Present the data once more in exactly its original form.

Given information »
— Begin —
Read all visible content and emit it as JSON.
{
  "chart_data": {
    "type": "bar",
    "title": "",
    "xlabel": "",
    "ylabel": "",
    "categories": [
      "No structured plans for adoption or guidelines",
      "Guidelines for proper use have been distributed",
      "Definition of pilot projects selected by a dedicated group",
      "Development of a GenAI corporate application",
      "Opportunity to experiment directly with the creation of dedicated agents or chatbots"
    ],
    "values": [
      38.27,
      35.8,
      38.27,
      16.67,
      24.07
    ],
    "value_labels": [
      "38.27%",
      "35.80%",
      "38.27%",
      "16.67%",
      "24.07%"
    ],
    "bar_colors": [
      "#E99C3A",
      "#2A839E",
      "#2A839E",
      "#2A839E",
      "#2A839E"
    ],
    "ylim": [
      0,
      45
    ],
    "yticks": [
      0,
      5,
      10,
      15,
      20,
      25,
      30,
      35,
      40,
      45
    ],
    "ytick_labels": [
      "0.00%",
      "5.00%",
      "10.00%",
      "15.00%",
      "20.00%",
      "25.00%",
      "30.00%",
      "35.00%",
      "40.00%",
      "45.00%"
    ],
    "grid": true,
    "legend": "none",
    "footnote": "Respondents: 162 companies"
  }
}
— End —
Exercise answer »
Read all visible content and emit it as JSON.
{
  "chart_data": {
    "type": "bar",
    "title": "",
    "xlabel": "",
    "ylabel": "",
    "categories": [
      "No structured plans for adoption or guidelines",
      "Guidelines for proper use have been distributed",
      "Definition of pilot projects selected by a dedicated group",
      "Development of a GenAI corporate application",
      "Opportunity to experiment directly with the creation of dedicated agents or chatbots"
    ],
    "values": [
      38.27,
      35.8,
      38.27,
      16.67,
      24.07
    ],
    "value_labels": [
      "38.27%",
      "35.80%",
      "38.27%",
      "16.67%",
      "24.07%"
    ],
    "bar_colors": [
      "#E99C3A",
      "#2A839E",
      "#2A839E",
      "#2A839E",
      "#2A839E"
    ],
    "ylim": [
      0,
      45
    ],
    "yticks": [
      0,
      5,
      10,
      15,
      20,
      25,
      30,
      35,
      40,
      45
    ],
    "ytick_labels": [
      "0.00%",
      "5.00%",
      "10.00%",
      "15.00%",
      "20.00%",
      "25.00%",
      "30.00%",
      "35.00%",
      "40.00%",
      "45.00%"
    ],
    "grid": true,
    "legend": "none",
    "footnote": "Respondents: 162 companies"
  }
}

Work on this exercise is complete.